Copy out the data below verbatim.

#### Source material ####

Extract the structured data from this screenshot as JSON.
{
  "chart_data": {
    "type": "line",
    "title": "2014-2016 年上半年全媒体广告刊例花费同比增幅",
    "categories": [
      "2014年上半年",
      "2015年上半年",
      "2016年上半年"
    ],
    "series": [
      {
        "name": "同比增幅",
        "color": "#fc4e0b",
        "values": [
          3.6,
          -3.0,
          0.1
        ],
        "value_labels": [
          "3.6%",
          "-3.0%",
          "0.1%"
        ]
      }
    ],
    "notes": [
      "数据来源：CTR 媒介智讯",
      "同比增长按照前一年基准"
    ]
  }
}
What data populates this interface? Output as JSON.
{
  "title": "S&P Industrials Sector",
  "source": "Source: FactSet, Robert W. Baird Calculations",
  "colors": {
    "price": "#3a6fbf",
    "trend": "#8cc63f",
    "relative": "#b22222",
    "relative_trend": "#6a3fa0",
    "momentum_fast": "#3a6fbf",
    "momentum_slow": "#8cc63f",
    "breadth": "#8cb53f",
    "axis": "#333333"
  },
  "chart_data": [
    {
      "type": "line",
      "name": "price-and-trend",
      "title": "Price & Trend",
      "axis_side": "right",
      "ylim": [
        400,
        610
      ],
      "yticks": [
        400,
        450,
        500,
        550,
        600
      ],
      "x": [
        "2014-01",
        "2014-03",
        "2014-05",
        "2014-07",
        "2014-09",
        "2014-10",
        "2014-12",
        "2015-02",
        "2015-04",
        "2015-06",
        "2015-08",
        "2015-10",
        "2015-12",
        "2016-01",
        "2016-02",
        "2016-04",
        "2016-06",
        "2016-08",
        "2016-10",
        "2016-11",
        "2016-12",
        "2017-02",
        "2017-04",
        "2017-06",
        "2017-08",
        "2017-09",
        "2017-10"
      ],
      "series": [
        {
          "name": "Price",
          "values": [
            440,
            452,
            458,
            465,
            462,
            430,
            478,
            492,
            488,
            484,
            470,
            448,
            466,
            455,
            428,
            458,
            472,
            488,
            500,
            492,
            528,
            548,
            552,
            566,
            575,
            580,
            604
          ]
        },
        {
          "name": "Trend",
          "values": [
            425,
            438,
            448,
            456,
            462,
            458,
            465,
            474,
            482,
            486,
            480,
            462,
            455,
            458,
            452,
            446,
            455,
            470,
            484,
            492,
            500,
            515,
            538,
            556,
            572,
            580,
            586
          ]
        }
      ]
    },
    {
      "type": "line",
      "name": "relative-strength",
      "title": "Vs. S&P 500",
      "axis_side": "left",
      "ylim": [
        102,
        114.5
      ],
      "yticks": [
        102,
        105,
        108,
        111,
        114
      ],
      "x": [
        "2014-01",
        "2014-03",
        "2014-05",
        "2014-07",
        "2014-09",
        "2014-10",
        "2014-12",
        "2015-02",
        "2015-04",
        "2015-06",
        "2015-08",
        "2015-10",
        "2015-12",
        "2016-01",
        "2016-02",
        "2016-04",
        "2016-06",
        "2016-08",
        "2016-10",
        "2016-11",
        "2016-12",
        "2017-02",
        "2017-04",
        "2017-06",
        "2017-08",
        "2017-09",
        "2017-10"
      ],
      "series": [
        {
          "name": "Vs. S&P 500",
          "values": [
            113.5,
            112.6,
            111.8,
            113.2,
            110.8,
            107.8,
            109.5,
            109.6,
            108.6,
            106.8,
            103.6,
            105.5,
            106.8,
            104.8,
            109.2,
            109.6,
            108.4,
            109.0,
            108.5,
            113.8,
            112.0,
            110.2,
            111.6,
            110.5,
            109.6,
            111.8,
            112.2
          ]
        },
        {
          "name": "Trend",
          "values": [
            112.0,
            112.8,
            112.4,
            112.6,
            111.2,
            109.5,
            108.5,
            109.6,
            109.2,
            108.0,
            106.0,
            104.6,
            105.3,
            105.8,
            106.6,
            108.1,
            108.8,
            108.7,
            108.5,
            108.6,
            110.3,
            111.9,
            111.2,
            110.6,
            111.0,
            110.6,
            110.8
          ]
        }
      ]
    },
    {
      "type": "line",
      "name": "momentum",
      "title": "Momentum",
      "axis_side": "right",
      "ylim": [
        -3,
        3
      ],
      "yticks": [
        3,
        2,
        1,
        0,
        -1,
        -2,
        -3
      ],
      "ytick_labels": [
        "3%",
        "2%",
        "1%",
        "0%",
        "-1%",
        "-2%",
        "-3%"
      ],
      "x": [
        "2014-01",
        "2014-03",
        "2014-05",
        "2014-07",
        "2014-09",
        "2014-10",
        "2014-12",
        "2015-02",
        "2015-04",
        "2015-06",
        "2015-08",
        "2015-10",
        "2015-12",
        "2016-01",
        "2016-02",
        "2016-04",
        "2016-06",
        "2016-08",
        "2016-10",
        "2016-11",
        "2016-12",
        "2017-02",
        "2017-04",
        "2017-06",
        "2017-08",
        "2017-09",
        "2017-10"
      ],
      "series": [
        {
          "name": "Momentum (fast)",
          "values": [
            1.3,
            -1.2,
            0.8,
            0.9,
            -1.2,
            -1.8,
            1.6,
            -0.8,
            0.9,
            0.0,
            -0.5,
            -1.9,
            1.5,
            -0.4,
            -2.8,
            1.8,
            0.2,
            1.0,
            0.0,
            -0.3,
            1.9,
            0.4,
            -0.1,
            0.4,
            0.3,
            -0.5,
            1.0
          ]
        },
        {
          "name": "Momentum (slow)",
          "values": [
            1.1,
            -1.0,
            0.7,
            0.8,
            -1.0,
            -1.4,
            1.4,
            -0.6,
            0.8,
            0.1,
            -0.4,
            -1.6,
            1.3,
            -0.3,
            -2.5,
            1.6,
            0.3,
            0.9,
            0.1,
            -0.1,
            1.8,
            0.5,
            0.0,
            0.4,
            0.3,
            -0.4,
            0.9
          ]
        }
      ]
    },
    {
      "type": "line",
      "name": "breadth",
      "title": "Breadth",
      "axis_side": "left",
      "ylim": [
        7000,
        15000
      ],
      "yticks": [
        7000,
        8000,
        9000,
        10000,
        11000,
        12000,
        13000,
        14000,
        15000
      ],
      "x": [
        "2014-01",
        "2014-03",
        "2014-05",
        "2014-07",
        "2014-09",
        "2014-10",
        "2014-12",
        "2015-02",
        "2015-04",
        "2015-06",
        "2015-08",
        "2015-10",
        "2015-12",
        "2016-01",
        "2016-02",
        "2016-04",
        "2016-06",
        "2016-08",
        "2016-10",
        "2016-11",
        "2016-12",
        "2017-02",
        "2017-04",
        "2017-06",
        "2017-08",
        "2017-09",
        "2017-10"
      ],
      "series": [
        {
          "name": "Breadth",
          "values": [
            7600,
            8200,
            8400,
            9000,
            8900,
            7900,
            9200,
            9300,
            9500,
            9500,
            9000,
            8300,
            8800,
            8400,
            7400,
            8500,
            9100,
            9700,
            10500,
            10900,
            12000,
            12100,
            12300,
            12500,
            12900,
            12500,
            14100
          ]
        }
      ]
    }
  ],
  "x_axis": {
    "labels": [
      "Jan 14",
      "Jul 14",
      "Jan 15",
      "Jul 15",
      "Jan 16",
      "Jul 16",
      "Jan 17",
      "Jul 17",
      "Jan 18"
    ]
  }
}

####

**Response to this exercise**
Extract the structured data from this screenshot as JSON.
{
  "chart_data": {
    "type": "line",
    "title": "2014-2016 年上半年全媒体广告刊例花费同比增幅",
    "categories": [
      "2014年上半年",
      "2015年上半年",
      "2016年上半年"
    ],
    "series": [
      {
        "name": "同比增幅",
        "color": "#fc4e0b",
        "values": [
          3.6,
          -3.0,
          0.1
        ],
        "value_labels": [
          "3.6%",
          "-3.0%",
          "0.1%"
        ]
      }
    ],
    "notes": [
      "数据来源：CTR 媒介智讯",
      "同比增长按照前一年基准"
    ]
  }
}
What data populates this interface? Output as JSON.
{
  "title": "S&P Industrials Sector",
  "source": "Source: FactSet, Robert W. Baird Calculations",
  "colors": {
    "price": "#3a6fbf",
    "trend": "#8cc63f",
    "relative": "#b22222",
    "relative_trend": "#6a3fa0",
    "momentum_fast": "#3a6fbf",
    "momentum_slow": "#8cc63f",
    "breadth": "#8cb53f",
    "axis": "#333333"
  },
  "chart_data": [
    {
      "type": "line",
      "name": "price-and-trend",
      "title": "Price & Trend",
      "axis_side": "right",
      "ylim": [
        400,
        610
      ],
      "yticks": [
        400,
        450,
        500,
        550,
        600
      ],
      "x": [
        "2014-01",
        "2014-03",
        "2014-05",
        "2014-07",
        "2014-09",
        "2014-10",
        "2014-12",
        "2015-02",
        "2015-04",
        "2015-06",
        "2015-08",
        "2015-10",
        "2015-12",
        "2016-01",
        "2016-02",
        "2016-04",
        "2016-06",
        "2016-08",
        "2016-10",
        "2016-11",
        "2016-12",
        "2017-02",
        "2017-04",
        "2017-06",
        "2017-08",
        "2017-09",
        "2017-10"
      ],
      "series": [
        {
          "name": "Price",
          "values": [
            440,
            452,
            458,
            465,
            462,
            430,
            478,
            492,
            488,
            484,
            470,
            448,
            466,
            455,
            428,
            458,
            472,
            488,
            500,
            492,
            528,
            548,
            552,
            566,
            575,
            580,
            604
          ]
        },
        {
          "name": "Trend",
          "values": [
            425,
            438,
            448,
            456,
            462,
            458,
            465,
            474,
            482,
            486,
            480,
            462,
            455,
            458,
            452,
            446,
            455,
            470,
            484,
            492,
            500,
            515,
            538,
            556,
            572,
            580,
            586
          ]
        }
      ]
    },
    {
      "type": "line",
      "name": "relative-strength",
      "title": "Vs. S&P 500",
      "axis_side": "left",
      "ylim": [
        102,
        114.5
      ],
      "yticks": [
        102,
        105,
        108,
        111,
        114
      ],
      "x": [
        "2014-01",
        "2014-03",
        "2014-05",
        "2014-07",
        "2014-09",
        "2014-10",
        "2014-12",
        "2015-02",
        "2015-04",
        "2015-06",
        "2015-08",
        "2015-10",
        "2015-12",
        "2016-01",
        "2016-02",
        "2016-04",
        "2016-06",
        "2016-08",
        "2016-10",
        "2016-11",
        "2016-12",
        "2017-02",
        "2017-04",
        "2017-06",
        "2017-08",
        "2017-09",
        "2017-10"
      ],
      "series": [
        {
          "name": "Vs. S&P 500",
          "values": [
            113.5,
            112.6,
            111.8,
            113.2,
            110.8,
            107.8,
            109.5,
            109.6,
            108.6,
            106.8,
            103.6,
            105.5,
            106.8,
            104.8,
            109.2,
            109.6,
            108.4,
            109.0,
            108.5,
            113.8,
            112.0,
            110.2,
            111.6,
            110.5,
            109.6,
            111.8,
            112.2
          ]
        },
        {
          "name": "Trend",
          "values": [
            112.0,
            112.8,
            112.4,
            112.6,
            111.2,
            109.5,
            108.5,
            109.6,
            109.2,
            108.0,
            106.0,
            104.6,
            105.3,
            105.8,
            106.6,
            108.1,
            108.8,
            108.7,
            108.5,
            108.6,
            110.3,
            111.9,
            111.2,
            110.6,
            111.0,
            110.6,
            110.8
          ]
        }
      ]
    },
    {
      "type": "line",
      "name": "momentum",
      "title": "Momentum",
      "axis_side": "right",
      "ylim": [
        -3,
        3
      ],
      "yticks": [
        3,
        2,
        1,
        0,
        -1,
        -2,
        -3
      ],
      "ytick_labels": [
        "3%",
        "2%",
        "1%",
        "0%",
        "-1%",
        "-2%",
        "-3%"
      ],
      "x": [
        "2014-01",
        "2014-03",
        "2014-05",
        "2014-07",
        "2014-09",
        "2014-10",
        "2014-12",
        "2015-02",
        "2015-04",
        "2015-06",
        "2015-08",
        "2015-10",
        "2015-12",
        "2016-01",
        "2016-02",
        "2016-04",
        "2016-06",
        "2016-08",
        "2016-10",
        "2016-11",
        "2016-12",
        "2017-02",
        "2017-04",
        "2017-06",
        "2017-08",
        "2017-09",
        "2017-10"
      ],
      "series": [
        {
          "name": "Momentum (fast)",
          "values": [
            1.3,
            -1.2,
            0.8,
            0.9,
            -1.2,
            -1.8,
            1.6,
            -0.8,
            0.9,
            0.0,
            -0.5,
            -1.9,
            1.5,
            -0.4,
            -2.8,
            1.8,
            0.2,
            1.0,
            0.0,
            -0.3,
            1.9,
            0.4,
            -0.1,
            0.4,
            0.3,
            -0.5,
            1.0
          ]
        },
        {
          "name": "Momentum (slow)",
          "values": [
            1.1,
            -1.0,
            0.7,
            0.8,
            -1.0,
            -1.4,
            1.4,
            -0.6,
            0.8,
            0.1,
            -0.4,
            -1.6,
            1.3,
            -0.3,
            -2.5,
            1.6,
            0.3,
            0.9,
            0.1,
            -0.1,
            1.8,
            0.5,
            0.0,
            0.4,
            0.3,
            -0.4,
            0.9
          ]
        }
      ]
    },
    {
      "type": "line",
      "name": "breadth",
      "title": "Breadth",
      "axis_side": "left",
      "ylim": [
        7000,
        15000
      ],
      "yticks": [
        7000,
        8000,
        9000,
        10000,
        11000,
        12000,
        13000,
        14000,
        15000
      ],
      "x": [
        "2014-01",
        "2014-03",
        "2014-05",
        "2014-07",
        "2014-09",
        "2014-10",
        "2014-12",
        "2015-02",
        "2015-04",
        "2015-06",
        "2015-08",
        "2015-10",
        "2015-12",
        "2016-01",
        "2016-02",
        "2016-04",
        "2016-06",
        "2016-08",
        "2016-10",
        "2016-11",
        "2016-12",
        "2017-02",
        "2017-04",
        "2017-06",
        "2017-08",
        "2017-09",
        "2017-10"
      ],
      "series": [
        {
          "name": "Breadth",
          "values": [
            7600,
            8200,
            8400,
            9000,
            8900,
            7900,
            9200,
            9300,
            9500,
            9500,
            9000,
            8300,
            8800,
            8400,
            7400,
            8500,
            9100,
            9700,
            10500,
            10900,
            12000,
            12100,
            12300,
            12500,
            12900,
            12500,
            14100
          ]
        }
      ]
    }
  ],
  "x_axis": {
    "labels": [
      "Jan 14",
      "Jul 14",
      "Jan 15",
      "Jul 15",
      "Jan 16",
      "Jul 16",
      "Jan 17",
      "Jul 17",
      "Jan 18"
    ]
  }
}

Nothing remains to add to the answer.